* Working data *
☆ ☆ ☆
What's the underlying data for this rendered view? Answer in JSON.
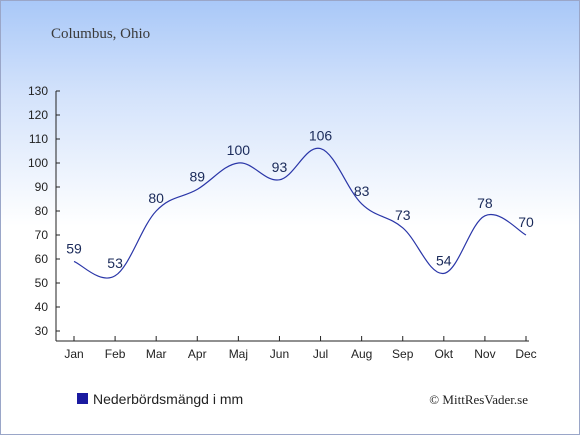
{
  "chart_data": {
    "type": "line",
    "title": "Columbus, Ohio",
    "categories": [
      "Jan",
      "Feb",
      "Mar",
      "Apr",
      "Maj",
      "Jun",
      "Jul",
      "Aug",
      "Sep",
      "Okt",
      "Nov",
      "Dec"
    ],
    "series": [
      {
        "name": "Nederbördsmängd i mm",
        "values": [
          59,
          53,
          80,
          89,
          100,
          93,
          106,
          83,
          73,
          54,
          78,
          70
        ]
      }
    ],
    "ylim": [
      30,
      130
    ],
    "yticks": [
      30,
      40,
      50,
      60,
      70,
      80,
      90,
      100,
      110,
      120,
      130
    ],
    "xlabel": "",
    "ylabel": "",
    "grid": false,
    "legend_position": "bottom-left",
    "line_color": "#2a36a8",
    "legend_marker_color": "#1a1aa0"
  },
  "credit": "© MittResVader.se"
}
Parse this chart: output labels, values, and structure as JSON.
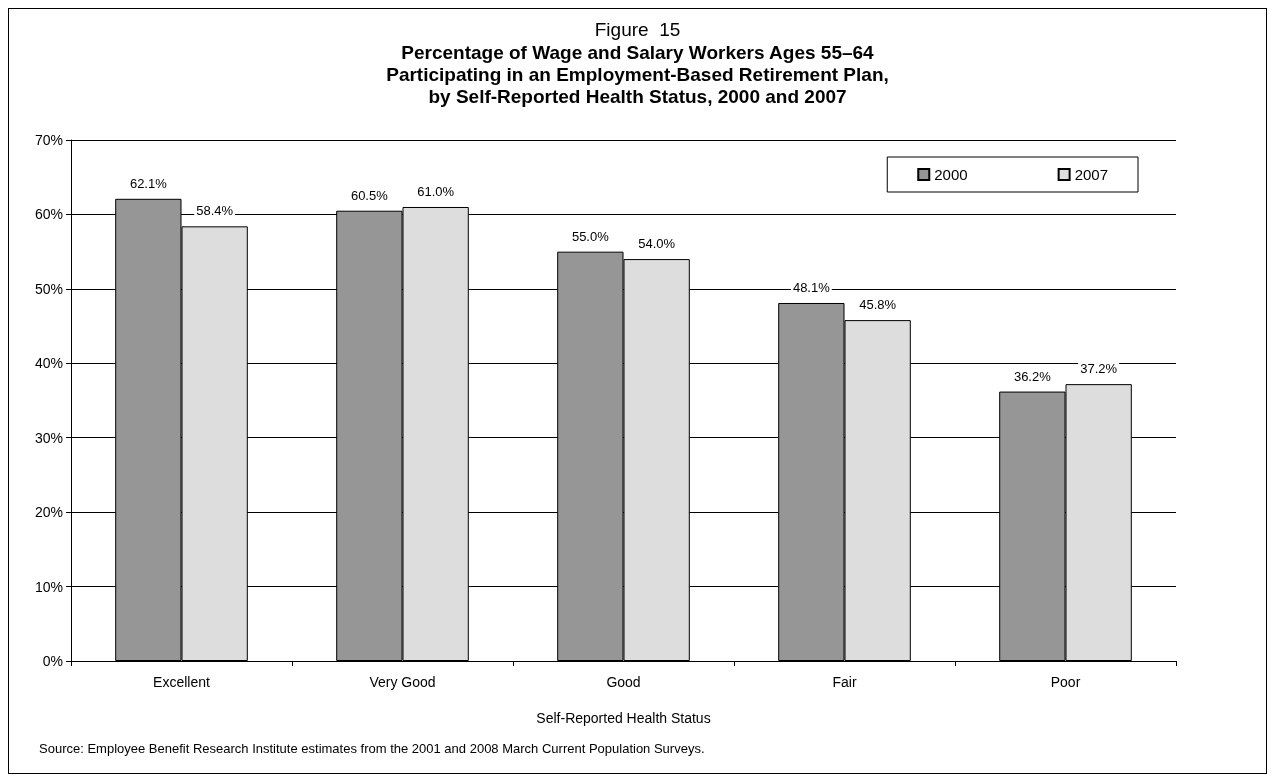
☆ ☆ ☆
* Aim of the task *
All the lines above are to be reproduced exactly, except the pictures.

* Exercise solution *
What's the underlying data for this rendered view? Answer in JSON.
{
  "chart_data": {
    "type": "line",
    "title": "Columbus, Ohio",
    "categories": [
      "Jan",
      "Feb",
      "Mar",
      "Apr",
      "Maj",
      "Jun",
      "Jul",
      "Aug",
      "Sep",
      "Okt",
      "Nov",
      "Dec"
    ],
    "series": [
      {
        "name": "Nederbördsmängd i mm",
        "values": [
          59,
          53,
          80,
          89,
          100,
          93,
          106,
          83,
          73,
          54,
          78,
          70
        ]
      }
    ],
    "ylim": [
      30,
      130
    ],
    "yticks": [
      30,
      40,
      50,
      60,
      70,
      80,
      90,
      100,
      110,
      120,
      130
    ],
    "xlabel": "",
    "ylabel": "",
    "grid": false,
    "legend_position": "bottom-left",
    "line_color": "#2a36a8",
    "legend_marker_color": "#1a1aa0"
  },
  "credit": "© MittResVader.se"
}
Parse this chart: output labels, values, and structure as JSON.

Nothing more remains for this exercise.